[Dataset items]
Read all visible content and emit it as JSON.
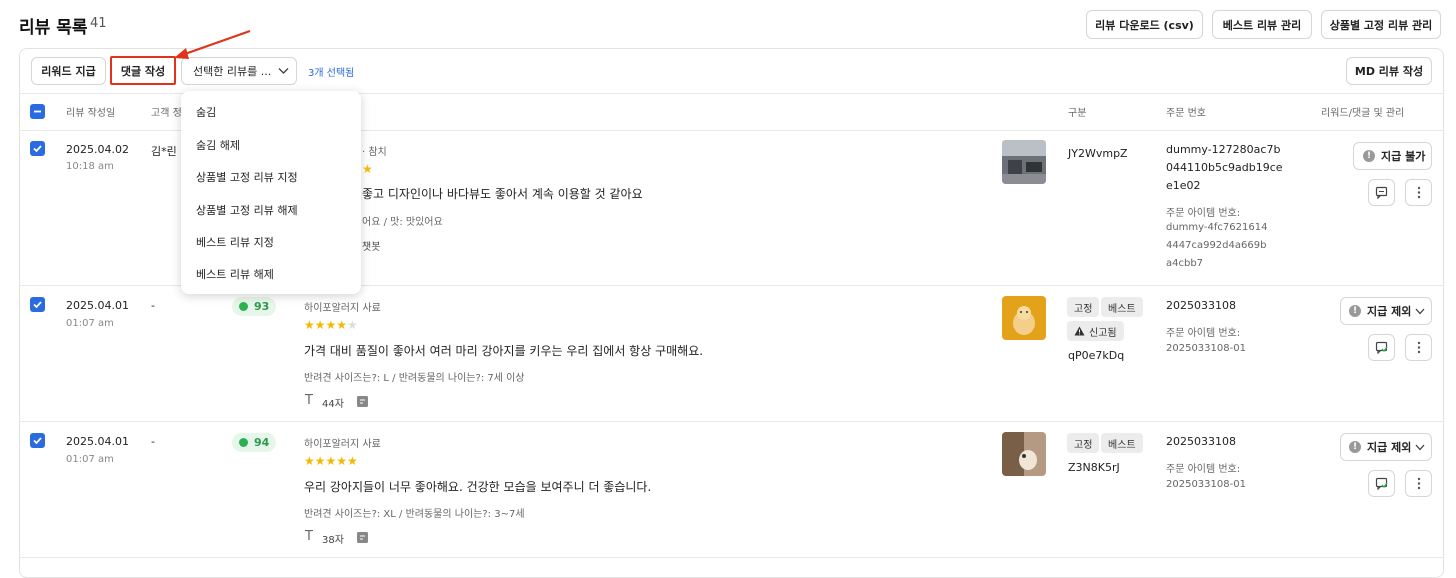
{
  "page": {
    "title": "리뷰 목록",
    "count": "41"
  },
  "top_actions": {
    "download": "리뷰 다운로드 (csv)",
    "best_manage": "베스트 리뷰 관리",
    "fixed_manage": "상품별 고정 리뷰 관리"
  },
  "toolbar": {
    "reward": "리워드 지급",
    "reply": "댓글 작성",
    "bulk_select": "선택한 리뷰를 ...",
    "selected_count": "3개 선택됨",
    "md_review": "MD 리뷰 작성"
  },
  "columns": {
    "date": "리뷰 작성일",
    "customer": "고객 정",
    "type": "구분",
    "order": "주문 번호",
    "manage": "리워드/댓글 및 관리"
  },
  "dropdown": {
    "items": [
      "숨김",
      "숨김 해제",
      "상품별 고정 리뷰 지정",
      "상품별 고정 리뷰 해제",
      "베스트 리뷰 지정",
      "베스트 리뷰 해제"
    ]
  },
  "colors": {
    "accent": "#2a6be0",
    "highlight": "#e0341a",
    "score_green": "#2fb052",
    "star": "#f5b800"
  },
  "rows": [
    {
      "date": "2025.04.02",
      "time": "10:18 am",
      "customer": "김*린",
      "product": "· 참치",
      "rating": 5,
      "text": "좋고 디자인이나 바다뷰도 좋아서 계속 이용할 것 같아요",
      "options": "어요 / 맛: 맛있어요",
      "meta": "챗봇",
      "type_code": "JY2WvmpZ",
      "order_no": "dummy-127280ac7b044110b5c9adb19cee1e02",
      "order_no_lines": [
        "dummy-127280ac7b",
        "044110b5c9adb19ce",
        "e1e02"
      ],
      "item_label": "주문 아이템 번호:",
      "item_no_lines": [
        "dummy-4fc7621614",
        "4447ca992d4a669b",
        "a4cbb7"
      ],
      "reward": "지급 불가",
      "icons": [
        "exclamation-icon",
        "comment-icon",
        "more-icon"
      ]
    },
    {
      "date": "2025.04.01",
      "time": "01:07 am",
      "customer": "-",
      "score": "93",
      "product": "하이포알러지 사료",
      "rating": 4,
      "text": "가격 대비 품질이 좋아서 여러 마리 강아지를 키우는 우리 집에서 항상 구매해요.",
      "options": "반려견 사이즈는?: L / 반려동물의 나이는?: 7세 이상",
      "meta": "44자",
      "tags": [
        "고정",
        "베스트"
      ],
      "report_tag": "신고됨",
      "type_code": "qP0e7kDq",
      "order_no": "2025033108",
      "item_label": "주문 아이템 번호:",
      "item_no": "2025033108-01",
      "reward": "지급 제외",
      "icons": [
        "exclamation-icon",
        "chevron-down-icon",
        "reply-comment-icon",
        "more-icon"
      ]
    },
    {
      "date": "2025.04.01",
      "time": "01:07 am",
      "customer": "-",
      "score": "94",
      "product": "하이포알러지 사료",
      "rating": 5,
      "text": "우리 강아지들이 너무 좋아해요. 건강한 모습을 보여주니 더 좋습니다.",
      "options": "반려견 사이즈는?: XL / 반려동물의 나이는?: 3~7세",
      "meta": "38자",
      "tags": [
        "고정",
        "베스트"
      ],
      "type_code": "Z3N8K5rJ",
      "order_no": "2025033108",
      "item_label": "주문 아이템 번호:",
      "item_no": "2025033108-01",
      "reward": "지급 제외",
      "icons": [
        "exclamation-icon",
        "chevron-down-icon",
        "reply-comment-icon",
        "more-icon"
      ]
    }
  ]
}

▶ **Short problem**:
Retype each entry precisely. Skip images entirely.

▶ **Finished task**:
Read all visible content and emit it as JSON.
{
  "page": {
    "title": "리뷰 목록",
    "count": "41"
  },
  "top_actions": {
    "download": "리뷰 다운로드 (csv)",
    "best_manage": "베스트 리뷰 관리",
    "fixed_manage": "상품별 고정 리뷰 관리"
  },
  "toolbar": {
    "reward": "리워드 지급",
    "reply": "댓글 작성",
    "bulk_select": "선택한 리뷰를 ...",
    "selected_count": "3개 선택됨",
    "md_review": "MD 리뷰 작성"
  },
  "columns": {
    "date": "리뷰 작성일",
    "customer": "고객 정",
    "type": "구분",
    "order": "주문 번호",
    "manage": "리워드/댓글 및 관리"
  },
  "dropdown": {
    "items": [
      "숨김",
      "숨김 해제",
      "상품별 고정 리뷰 지정",
      "상품별 고정 리뷰 해제",
      "베스트 리뷰 지정",
      "베스트 리뷰 해제"
    ]
  },
  "colors": {
    "accent": "#2a6be0",
    "highlight": "#e0341a",
    "score_green": "#2fb052",
    "star": "#f5b800"
  },
  "rows": [
    {
      "date": "2025.04.02",
      "time": "10:18 am",
      "customer": "김*린",
      "product": "· 참치",
      "rating": 5,
      "text": "좋고 디자인이나 바다뷰도 좋아서 계속 이용할 것 같아요",
      "options": "어요 / 맛: 맛있어요",
      "meta": "챗봇",
      "type_code": "JY2WvmpZ",
      "order_no": "dummy-127280ac7b044110b5c9adb19cee1e02",
      "order_no_lines": [
        "dummy-127280ac7b",
        "044110b5c9adb19ce",
        "e1e02"
      ],
      "item_label": "주문 아이템 번호:",
      "item_no_lines": [
        "dummy-4fc7621614",
        "4447ca992d4a669b",
        "a4cbb7"
      ],
      "reward": "지급 불가",
      "icons": [
        "exclamation-icon",
        "comment-icon",
        "more-icon"
      ]
    },
    {
      "date": "2025.04.01",
      "time": "01:07 am",
      "customer": "-",
      "score": "93",
      "product": "하이포알러지 사료",
      "rating": 4,
      "text": "가격 대비 품질이 좋아서 여러 마리 강아지를 키우는 우리 집에서 항상 구매해요.",
      "options": "반려견 사이즈는?: L / 반려동물의 나이는?: 7세 이상",
      "meta": "44자",
      "tags": [
        "고정",
        "베스트"
      ],
      "report_tag": "신고됨",
      "type_code": "qP0e7kDq",
      "order_no": "2025033108",
      "item_label": "주문 아이템 번호:",
      "item_no": "2025033108-01",
      "reward": "지급 제외",
      "icons": [
        "exclamation-icon",
        "chevron-down-icon",
        "reply-comment-icon",
        "more-icon"
      ]
    },
    {
      "date": "2025.04.01",
      "time": "01:07 am",
      "customer": "-",
      "score": "94",
      "product": "하이포알러지 사료",
      "rating": 5,
      "text": "우리 강아지들이 너무 좋아해요. 건강한 모습을 보여주니 더 좋습니다.",
      "options": "반려견 사이즈는?: XL / 반려동물의 나이는?: 3~7세",
      "meta": "38자",
      "tags": [
        "고정",
        "베스트"
      ],
      "type_code": "Z3N8K5rJ",
      "order_no": "2025033108",
      "item_label": "주문 아이템 번호:",
      "item_no": "2025033108-01",
      "reward": "지급 제외",
      "icons": [
        "exclamation-icon",
        "chevron-down-icon",
        "reply-comment-icon",
        "more-icon"
      ]
    }
  ]
}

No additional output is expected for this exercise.